- _Work required_
Check each line of the listing below for the word "wanwang" and say how many lines have it. Nothing else should be written.
□ □ □
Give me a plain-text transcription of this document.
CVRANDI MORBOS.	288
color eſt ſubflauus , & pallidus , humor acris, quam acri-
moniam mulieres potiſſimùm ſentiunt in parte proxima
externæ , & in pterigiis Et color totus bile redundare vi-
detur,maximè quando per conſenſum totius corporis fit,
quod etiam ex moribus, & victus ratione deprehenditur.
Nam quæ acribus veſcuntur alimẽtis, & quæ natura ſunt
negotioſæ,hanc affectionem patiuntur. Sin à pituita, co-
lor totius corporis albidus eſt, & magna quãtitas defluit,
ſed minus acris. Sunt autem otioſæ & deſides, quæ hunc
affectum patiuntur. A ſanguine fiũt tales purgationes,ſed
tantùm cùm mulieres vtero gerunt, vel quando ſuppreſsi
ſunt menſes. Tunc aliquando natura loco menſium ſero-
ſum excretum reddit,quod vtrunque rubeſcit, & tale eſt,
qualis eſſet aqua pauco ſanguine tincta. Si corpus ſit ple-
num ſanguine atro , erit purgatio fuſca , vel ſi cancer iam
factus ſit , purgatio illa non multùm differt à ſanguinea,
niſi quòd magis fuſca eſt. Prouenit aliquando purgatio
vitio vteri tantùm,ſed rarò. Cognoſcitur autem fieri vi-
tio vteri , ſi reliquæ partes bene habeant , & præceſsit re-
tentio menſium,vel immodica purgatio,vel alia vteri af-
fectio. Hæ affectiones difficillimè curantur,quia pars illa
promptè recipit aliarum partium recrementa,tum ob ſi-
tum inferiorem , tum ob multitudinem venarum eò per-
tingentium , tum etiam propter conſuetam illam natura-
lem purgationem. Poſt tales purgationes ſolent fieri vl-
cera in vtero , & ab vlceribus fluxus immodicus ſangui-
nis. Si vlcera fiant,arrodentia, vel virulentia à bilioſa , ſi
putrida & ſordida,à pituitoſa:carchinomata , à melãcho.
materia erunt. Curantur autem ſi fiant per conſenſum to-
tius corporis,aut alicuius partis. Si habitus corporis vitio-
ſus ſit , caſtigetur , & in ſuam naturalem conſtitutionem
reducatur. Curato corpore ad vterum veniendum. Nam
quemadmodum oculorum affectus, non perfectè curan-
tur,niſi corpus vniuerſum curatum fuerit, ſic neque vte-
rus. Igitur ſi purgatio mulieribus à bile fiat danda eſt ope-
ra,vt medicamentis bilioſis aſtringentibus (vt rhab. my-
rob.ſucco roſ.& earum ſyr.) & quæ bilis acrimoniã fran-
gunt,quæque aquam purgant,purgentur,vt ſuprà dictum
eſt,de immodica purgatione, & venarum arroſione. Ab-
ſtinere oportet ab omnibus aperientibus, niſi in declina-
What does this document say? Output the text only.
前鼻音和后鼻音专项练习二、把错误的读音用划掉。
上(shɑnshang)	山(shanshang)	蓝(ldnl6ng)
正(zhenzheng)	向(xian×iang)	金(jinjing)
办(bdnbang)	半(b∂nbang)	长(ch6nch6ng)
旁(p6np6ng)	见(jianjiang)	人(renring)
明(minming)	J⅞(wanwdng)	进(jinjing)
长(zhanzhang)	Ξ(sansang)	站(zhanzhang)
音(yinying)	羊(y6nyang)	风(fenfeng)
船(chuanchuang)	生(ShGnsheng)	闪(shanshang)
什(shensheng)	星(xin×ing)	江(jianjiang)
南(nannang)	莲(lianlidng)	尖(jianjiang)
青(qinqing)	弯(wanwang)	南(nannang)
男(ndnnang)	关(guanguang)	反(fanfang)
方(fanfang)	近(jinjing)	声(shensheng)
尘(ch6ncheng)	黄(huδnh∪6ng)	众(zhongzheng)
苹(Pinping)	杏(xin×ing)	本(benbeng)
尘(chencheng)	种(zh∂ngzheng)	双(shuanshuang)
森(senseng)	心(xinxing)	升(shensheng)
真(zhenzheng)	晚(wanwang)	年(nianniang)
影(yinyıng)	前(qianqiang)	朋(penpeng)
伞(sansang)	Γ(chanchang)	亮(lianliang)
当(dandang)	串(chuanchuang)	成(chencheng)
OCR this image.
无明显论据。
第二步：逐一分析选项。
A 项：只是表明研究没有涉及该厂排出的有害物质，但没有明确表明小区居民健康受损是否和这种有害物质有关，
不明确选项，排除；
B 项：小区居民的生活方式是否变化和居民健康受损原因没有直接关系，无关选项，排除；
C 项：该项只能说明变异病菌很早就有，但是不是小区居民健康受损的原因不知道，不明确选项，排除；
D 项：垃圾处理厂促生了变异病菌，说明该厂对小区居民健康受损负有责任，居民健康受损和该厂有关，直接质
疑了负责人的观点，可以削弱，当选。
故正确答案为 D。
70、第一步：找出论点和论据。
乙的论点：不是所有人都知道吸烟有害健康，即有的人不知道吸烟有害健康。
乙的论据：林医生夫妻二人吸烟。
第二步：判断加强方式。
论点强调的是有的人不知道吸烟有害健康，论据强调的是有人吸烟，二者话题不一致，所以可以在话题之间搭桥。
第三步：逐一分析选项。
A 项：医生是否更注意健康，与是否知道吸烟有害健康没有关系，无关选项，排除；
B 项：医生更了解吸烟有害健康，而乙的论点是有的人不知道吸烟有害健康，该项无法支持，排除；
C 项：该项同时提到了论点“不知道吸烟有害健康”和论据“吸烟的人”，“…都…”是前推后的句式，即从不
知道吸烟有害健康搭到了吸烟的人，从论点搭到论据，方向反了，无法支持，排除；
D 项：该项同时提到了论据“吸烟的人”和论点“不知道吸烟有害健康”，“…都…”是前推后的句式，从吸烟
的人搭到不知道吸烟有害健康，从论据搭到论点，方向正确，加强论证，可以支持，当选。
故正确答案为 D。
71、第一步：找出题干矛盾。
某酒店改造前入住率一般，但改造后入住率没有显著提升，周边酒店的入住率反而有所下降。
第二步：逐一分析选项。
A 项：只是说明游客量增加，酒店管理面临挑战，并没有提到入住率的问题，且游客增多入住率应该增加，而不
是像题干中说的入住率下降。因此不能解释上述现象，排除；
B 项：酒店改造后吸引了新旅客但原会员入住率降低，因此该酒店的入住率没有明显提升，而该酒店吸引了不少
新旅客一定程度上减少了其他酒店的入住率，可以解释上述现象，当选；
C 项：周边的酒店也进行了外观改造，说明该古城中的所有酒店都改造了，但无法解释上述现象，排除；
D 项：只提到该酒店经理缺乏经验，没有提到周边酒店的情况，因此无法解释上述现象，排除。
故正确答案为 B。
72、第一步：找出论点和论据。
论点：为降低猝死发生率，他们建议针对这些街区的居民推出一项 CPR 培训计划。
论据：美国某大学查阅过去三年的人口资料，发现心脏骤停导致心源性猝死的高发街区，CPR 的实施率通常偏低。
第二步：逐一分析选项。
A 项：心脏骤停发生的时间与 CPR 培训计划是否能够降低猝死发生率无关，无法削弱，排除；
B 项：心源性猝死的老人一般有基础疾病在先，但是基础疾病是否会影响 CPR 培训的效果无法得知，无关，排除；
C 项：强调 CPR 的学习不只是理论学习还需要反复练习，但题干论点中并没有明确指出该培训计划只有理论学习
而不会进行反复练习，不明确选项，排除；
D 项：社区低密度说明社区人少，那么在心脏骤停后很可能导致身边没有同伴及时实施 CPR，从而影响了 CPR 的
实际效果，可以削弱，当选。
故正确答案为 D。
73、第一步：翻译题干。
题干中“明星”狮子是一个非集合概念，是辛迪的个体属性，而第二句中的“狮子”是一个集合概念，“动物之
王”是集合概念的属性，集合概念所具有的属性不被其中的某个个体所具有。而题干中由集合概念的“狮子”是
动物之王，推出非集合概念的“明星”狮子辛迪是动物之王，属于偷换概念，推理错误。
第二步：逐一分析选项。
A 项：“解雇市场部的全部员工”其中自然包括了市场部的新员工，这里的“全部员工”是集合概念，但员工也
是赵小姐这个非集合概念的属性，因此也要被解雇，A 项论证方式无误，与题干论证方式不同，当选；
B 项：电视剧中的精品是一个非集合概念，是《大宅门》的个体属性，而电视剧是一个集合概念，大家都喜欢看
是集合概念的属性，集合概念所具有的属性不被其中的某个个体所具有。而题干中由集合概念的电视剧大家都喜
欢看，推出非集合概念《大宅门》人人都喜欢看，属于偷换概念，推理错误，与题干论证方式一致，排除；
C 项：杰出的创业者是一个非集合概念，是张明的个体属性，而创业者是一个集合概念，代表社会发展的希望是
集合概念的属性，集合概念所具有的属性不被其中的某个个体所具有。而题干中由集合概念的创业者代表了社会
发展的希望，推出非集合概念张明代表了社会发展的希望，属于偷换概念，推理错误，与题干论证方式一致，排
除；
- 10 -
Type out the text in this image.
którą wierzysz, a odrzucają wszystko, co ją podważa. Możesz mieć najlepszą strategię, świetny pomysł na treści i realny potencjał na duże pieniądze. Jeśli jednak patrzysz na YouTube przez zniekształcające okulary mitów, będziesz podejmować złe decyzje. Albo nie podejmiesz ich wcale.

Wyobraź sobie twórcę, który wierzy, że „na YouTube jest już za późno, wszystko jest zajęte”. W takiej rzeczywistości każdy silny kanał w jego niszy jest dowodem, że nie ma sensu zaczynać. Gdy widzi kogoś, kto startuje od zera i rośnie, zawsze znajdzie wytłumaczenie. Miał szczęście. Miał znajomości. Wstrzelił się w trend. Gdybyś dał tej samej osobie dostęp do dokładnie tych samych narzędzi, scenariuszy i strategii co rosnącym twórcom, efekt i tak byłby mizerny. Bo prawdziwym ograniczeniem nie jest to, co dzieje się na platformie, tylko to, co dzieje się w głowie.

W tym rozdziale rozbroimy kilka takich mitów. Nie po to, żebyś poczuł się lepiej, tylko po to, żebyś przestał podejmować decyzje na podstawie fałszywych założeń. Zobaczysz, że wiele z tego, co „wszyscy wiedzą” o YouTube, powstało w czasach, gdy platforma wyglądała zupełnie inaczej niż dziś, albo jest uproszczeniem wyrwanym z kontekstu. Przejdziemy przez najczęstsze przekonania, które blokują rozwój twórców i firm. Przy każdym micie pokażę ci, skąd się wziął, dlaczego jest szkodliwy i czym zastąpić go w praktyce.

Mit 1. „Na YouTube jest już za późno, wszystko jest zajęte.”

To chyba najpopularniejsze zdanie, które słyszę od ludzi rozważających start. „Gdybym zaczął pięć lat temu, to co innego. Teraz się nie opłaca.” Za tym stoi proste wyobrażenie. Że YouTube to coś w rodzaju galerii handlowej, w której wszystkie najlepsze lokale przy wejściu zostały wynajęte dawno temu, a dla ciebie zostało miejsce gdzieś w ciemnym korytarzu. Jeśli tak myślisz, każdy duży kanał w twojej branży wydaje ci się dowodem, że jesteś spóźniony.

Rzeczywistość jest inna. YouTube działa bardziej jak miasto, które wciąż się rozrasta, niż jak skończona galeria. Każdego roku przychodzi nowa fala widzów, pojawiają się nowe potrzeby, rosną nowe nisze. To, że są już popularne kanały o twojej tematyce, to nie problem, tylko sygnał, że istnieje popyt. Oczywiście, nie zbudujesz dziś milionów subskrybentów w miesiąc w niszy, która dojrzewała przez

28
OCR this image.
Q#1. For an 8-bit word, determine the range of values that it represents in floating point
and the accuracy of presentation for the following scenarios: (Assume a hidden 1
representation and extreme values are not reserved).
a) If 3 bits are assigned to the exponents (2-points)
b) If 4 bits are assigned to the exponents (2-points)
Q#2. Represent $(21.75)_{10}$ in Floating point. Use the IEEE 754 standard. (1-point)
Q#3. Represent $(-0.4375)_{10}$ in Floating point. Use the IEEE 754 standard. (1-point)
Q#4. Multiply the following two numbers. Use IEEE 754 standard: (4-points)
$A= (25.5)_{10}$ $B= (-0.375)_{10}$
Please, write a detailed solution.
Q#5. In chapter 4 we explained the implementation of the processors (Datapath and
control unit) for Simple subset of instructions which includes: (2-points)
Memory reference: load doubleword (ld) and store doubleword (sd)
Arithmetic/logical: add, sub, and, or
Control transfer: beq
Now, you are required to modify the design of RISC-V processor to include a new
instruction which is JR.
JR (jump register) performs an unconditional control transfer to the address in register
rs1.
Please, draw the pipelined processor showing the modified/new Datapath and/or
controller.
□ □ □
- _Complete response_
2